Data for processing:
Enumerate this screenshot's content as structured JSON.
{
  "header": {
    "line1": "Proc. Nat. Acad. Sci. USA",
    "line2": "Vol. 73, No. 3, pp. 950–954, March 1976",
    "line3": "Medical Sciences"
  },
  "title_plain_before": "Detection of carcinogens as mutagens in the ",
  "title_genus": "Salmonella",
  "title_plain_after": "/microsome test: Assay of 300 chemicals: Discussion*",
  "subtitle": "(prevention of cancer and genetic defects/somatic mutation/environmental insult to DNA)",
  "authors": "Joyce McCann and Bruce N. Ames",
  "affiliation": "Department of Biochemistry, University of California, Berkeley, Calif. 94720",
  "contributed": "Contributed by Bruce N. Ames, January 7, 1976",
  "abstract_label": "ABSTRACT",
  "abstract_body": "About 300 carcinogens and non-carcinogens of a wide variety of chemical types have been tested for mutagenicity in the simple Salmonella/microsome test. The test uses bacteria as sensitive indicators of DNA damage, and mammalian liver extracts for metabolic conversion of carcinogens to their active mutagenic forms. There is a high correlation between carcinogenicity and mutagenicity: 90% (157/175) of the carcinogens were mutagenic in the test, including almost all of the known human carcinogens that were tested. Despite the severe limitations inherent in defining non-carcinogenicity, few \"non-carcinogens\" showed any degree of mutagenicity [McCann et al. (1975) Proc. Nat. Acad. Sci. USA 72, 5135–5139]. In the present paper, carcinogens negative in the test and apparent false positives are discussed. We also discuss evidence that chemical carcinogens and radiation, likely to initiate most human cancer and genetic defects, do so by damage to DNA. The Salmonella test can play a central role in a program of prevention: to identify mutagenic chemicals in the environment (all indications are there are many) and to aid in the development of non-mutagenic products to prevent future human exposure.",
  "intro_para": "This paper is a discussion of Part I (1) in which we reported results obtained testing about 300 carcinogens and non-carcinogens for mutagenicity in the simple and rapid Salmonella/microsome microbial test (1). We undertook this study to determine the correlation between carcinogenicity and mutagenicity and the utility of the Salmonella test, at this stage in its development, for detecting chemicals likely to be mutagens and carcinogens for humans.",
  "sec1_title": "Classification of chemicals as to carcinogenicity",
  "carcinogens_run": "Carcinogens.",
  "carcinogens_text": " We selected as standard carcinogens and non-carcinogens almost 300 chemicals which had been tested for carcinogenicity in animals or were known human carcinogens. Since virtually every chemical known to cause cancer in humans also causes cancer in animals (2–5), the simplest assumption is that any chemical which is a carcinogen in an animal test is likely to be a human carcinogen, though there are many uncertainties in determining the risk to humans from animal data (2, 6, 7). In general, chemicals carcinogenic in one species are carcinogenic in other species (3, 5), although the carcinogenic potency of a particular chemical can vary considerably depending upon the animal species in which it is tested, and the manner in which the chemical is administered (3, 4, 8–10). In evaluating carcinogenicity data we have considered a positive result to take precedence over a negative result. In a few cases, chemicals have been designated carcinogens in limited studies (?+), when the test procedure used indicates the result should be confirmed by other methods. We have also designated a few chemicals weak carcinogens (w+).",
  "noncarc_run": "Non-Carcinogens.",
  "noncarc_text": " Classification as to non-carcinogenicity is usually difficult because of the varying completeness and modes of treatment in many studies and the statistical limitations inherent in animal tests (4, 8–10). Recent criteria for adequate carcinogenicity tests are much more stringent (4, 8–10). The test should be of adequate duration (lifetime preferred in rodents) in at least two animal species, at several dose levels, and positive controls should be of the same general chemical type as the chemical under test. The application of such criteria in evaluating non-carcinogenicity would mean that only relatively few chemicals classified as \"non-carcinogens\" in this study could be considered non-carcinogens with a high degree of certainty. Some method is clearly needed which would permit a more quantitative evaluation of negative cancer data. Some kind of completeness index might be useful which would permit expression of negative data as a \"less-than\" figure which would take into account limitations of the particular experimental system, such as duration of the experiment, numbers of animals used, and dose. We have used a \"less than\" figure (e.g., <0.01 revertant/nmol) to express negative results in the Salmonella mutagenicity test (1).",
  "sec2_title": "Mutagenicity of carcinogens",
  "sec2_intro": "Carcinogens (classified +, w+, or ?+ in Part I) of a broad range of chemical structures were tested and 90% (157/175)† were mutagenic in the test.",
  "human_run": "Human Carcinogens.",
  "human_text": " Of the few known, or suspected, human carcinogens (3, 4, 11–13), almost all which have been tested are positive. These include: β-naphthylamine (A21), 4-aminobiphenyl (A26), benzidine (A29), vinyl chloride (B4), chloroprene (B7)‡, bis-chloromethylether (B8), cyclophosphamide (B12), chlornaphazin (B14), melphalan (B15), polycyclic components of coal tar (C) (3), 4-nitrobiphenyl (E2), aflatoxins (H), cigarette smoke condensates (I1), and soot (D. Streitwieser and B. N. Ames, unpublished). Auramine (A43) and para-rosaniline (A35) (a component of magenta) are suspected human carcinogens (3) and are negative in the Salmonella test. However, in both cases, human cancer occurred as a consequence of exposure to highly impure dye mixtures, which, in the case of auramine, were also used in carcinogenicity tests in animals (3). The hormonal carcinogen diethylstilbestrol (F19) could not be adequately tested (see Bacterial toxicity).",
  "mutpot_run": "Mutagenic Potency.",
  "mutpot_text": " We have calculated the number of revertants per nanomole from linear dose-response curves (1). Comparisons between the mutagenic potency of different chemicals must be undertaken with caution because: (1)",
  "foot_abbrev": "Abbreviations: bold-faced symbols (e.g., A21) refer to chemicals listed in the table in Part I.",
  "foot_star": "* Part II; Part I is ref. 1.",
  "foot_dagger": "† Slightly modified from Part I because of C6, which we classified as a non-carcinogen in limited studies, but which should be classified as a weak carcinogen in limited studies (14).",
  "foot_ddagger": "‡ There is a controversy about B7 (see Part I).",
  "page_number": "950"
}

Assignment: Without omitting anything, retype all of the material above exactly.

Solution for this task:
Enumerate this screenshot's content as structured JSON.
{
  "header": {
    "line1": "Proc. Nat. Acad. Sci. USA",
    "line2": "Vol. 73, No. 3, pp. 950–954, March 1976",
    "line3": "Medical Sciences"
  },
  "title_plain_before": "Detection of carcinogens as mutagens in the ",
  "title_genus": "Salmonella",
  "title_plain_after": "/microsome test: Assay of 300 chemicals: Discussion*",
  "subtitle": "(prevention of cancer and genetic defects/somatic mutation/environmental insult to DNA)",
  "authors": "Joyce McCann and Bruce N. Ames",
  "affiliation": "Department of Biochemistry, University of California, Berkeley, Calif. 94720",
  "contributed": "Contributed by Bruce N. Ames, January 7, 1976",
  "abstract_label": "ABSTRACT",
  "abstract_body": "About 300 carcinogens and non-carcinogens of a wide variety of chemical types have been tested for mutagenicity in the simple Salmonella/microsome test. The test uses bacteria as sensitive indicators of DNA damage, and mammalian liver extracts for metabolic conversion of carcinogens to their active mutagenic forms. There is a high correlation between carcinogenicity and mutagenicity: 90% (157/175) of the carcinogens were mutagenic in the test, including almost all of the known human carcinogens that were tested. Despite the severe limitations inherent in defining non-carcinogenicity, few \"non-carcinogens\" showed any degree of mutagenicity [McCann et al. (1975) Proc. Nat. Acad. Sci. USA 72, 5135–5139]. In the present paper, carcinogens negative in the test and apparent false positives are discussed. We also discuss evidence that chemical carcinogens and radiation, likely to initiate most human cancer and genetic defects, do so by damage to DNA. The Salmonella test can play a central role in a program of prevention: to identify mutagenic chemicals in the environment (all indications are there are many) and to aid in the development of non-mutagenic products to prevent future human exposure.",
  "intro_para": "This paper is a discussion of Part I (1) in which we reported results obtained testing about 300 carcinogens and non-carcinogens for mutagenicity in the simple and rapid Salmonella/microsome microbial test (1). We undertook this study to determine the correlation between carcinogenicity and mutagenicity and the utility of the Salmonella test, at this stage in its development, for detecting chemicals likely to be mutagens and carcinogens for humans.",
  "sec1_title": "Classification of chemicals as to carcinogenicity",
  "carcinogens_run": "Carcinogens.",
  "carcinogens_text": " We selected as standard carcinogens and non-carcinogens almost 300 chemicals which had been tested for carcinogenicity in animals or were known human carcinogens. Since virtually every chemical known to cause cancer in humans also causes cancer in animals (2–5), the simplest assumption is that any chemical which is a carcinogen in an animal test is likely to be a human carcinogen, though there are many uncertainties in determining the risk to humans from animal data (2, 6, 7). In general, chemicals carcinogenic in one species are carcinogenic in other species (3, 5), although the carcinogenic potency of a particular chemical can vary considerably depending upon the animal species in which it is tested, and the manner in which the chemical is administered (3, 4, 8–10). In evaluating carcinogenicity data we have considered a positive result to take precedence over a negative result. In a few cases, chemicals have been designated carcinogens in limited studies (?+), when the test procedure used indicates the result should be confirmed by other methods. We have also designated a few chemicals weak carcinogens (w+).",
  "noncarc_run": "Non-Carcinogens.",
  "noncarc_text": " Classification as to non-carcinogenicity is usually difficult because of the varying completeness and modes of treatment in many studies and the statistical limitations inherent in animal tests (4, 8–10). Recent criteria for adequate carcinogenicity tests are much more stringent (4, 8–10). The test should be of adequate duration (lifetime preferred in rodents) in at least two animal species, at several dose levels, and positive controls should be of the same general chemical type as the chemical under test. The application of such criteria in evaluating non-carcinogenicity would mean that only relatively few chemicals classified as \"non-carcinogens\" in this study could be considered non-carcinogens with a high degree of certainty. Some method is clearly needed which would permit a more quantitative evaluation of negative cancer data. Some kind of completeness index might be useful which would permit expression of negative data as a \"less-than\" figure which would take into account limitations of the particular experimental system, such as duration of the experiment, numbers of animals used, and dose. We have used a \"less than\" figure (e.g., <0.01 revertant/nmol) to express negative results in the Salmonella mutagenicity test (1).",
  "sec2_title": "Mutagenicity of carcinogens",
  "sec2_intro": "Carcinogens (classified +, w+, or ?+ in Part I) of a broad range of chemical structures were tested and 90% (157/175)† were mutagenic in the test.",
  "human_run": "Human Carcinogens.",
  "human_text": " Of the few known, or suspected, human carcinogens (3, 4, 11–13), almost all which have been tested are positive. These include: β-naphthylamine (A21), 4-aminobiphenyl (A26), benzidine (A29), vinyl chloride (B4), chloroprene (B7)‡, bis-chloromethylether (B8), cyclophosphamide (B12), chlornaphazin (B14), melphalan (B15), polycyclic components of coal tar (C) (3), 4-nitrobiphenyl (E2), aflatoxins (H), cigarette smoke condensates (I1), and soot (D. Streitwieser and B. N. Ames, unpublished). Auramine (A43) and para-rosaniline (A35) (a component of magenta) are suspected human carcinogens (3) and are negative in the Salmonella test. However, in both cases, human cancer occurred as a consequence of exposure to highly impure dye mixtures, which, in the case of auramine, were also used in carcinogenicity tests in animals (3). The hormonal carcinogen diethylstilbestrol (F19) could not be adequately tested (see Bacterial toxicity).",
  "mutpot_run": "Mutagenic Potency.",
  "mutpot_text": " We have calculated the number of revertants per nanomole from linear dose-response curves (1). Comparisons between the mutagenic potency of different chemicals must be undertaken with caution because: (1)",
  "foot_abbrev": "Abbreviations: bold-faced symbols (e.g., A21) refer to chemicals listed in the table in Part I.",
  "foot_star": "* Part II; Part I is ref. 1.",
  "foot_dagger": "† Slightly modified from Part I because of C6, which we classified as a non-carcinogen in limited studies, but which should be classified as a weak carcinogen in limited studies (14).",
  "foot_ddagger": "‡ There is a controversy about B7 (see Part I).",
  "page_number": "950"
}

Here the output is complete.